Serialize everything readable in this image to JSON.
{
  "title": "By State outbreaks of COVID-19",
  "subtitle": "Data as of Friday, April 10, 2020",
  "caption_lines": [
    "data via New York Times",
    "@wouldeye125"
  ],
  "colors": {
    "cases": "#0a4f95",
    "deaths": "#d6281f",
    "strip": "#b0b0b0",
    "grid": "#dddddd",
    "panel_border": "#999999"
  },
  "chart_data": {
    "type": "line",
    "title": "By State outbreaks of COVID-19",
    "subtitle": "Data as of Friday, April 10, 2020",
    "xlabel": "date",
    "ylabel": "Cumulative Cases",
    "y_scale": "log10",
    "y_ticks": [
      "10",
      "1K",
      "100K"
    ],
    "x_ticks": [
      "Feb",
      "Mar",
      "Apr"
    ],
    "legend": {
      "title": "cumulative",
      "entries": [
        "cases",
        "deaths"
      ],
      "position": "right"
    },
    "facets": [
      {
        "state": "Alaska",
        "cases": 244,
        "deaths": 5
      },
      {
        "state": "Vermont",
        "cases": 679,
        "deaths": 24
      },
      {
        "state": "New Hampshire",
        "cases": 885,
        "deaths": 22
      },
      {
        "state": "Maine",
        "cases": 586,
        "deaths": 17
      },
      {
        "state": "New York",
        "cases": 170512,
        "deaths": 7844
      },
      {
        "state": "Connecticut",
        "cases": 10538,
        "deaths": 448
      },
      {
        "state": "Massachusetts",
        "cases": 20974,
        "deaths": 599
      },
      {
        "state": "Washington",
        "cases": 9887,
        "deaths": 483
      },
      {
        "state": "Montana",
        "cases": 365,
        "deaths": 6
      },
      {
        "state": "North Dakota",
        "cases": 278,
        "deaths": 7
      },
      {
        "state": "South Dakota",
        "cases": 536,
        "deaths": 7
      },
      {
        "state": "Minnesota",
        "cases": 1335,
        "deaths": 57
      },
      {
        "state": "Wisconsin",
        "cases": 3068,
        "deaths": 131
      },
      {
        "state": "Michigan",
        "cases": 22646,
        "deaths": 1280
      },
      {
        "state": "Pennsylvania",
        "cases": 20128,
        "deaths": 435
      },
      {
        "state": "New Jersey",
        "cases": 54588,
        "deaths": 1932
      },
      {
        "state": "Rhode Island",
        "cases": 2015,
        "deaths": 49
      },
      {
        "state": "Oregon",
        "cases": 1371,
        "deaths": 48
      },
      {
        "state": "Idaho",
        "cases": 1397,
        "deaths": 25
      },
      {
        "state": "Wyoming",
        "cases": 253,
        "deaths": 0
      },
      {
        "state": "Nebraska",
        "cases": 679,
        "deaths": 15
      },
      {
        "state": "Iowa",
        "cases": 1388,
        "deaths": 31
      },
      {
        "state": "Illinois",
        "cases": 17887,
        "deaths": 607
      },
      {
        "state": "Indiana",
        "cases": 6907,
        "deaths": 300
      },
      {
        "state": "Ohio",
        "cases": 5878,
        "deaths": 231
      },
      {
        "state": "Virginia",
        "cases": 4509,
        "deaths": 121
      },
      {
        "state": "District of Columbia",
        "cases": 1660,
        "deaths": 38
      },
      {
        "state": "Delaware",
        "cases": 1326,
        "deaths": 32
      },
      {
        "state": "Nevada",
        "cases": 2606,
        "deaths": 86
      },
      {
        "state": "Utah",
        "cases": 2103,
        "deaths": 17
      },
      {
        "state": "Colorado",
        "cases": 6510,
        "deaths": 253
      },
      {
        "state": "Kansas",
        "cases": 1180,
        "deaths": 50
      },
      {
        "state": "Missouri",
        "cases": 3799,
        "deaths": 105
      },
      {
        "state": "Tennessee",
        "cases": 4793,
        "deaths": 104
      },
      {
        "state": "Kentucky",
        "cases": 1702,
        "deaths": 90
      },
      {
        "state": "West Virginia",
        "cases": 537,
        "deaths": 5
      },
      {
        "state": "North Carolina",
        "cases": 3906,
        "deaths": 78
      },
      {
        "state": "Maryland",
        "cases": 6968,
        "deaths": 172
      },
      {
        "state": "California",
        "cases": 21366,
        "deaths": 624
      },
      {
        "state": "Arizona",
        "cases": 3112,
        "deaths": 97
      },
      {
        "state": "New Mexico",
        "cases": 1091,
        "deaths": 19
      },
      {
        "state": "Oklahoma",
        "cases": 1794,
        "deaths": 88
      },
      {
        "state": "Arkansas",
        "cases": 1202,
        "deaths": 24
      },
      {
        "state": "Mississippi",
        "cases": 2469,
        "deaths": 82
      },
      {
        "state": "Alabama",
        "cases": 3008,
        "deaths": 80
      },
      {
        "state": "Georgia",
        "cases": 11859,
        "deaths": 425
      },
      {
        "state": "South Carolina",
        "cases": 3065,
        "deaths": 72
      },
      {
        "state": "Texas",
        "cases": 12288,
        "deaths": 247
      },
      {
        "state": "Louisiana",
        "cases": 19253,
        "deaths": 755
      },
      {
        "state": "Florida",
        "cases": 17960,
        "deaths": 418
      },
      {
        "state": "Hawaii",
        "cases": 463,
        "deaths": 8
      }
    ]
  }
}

- **WHAT THE EXERCISE ASKS**: Say how many lines in this listing hold the string "North", giving the count and nothing more.

- **EXERCISE RESPONSE**: 2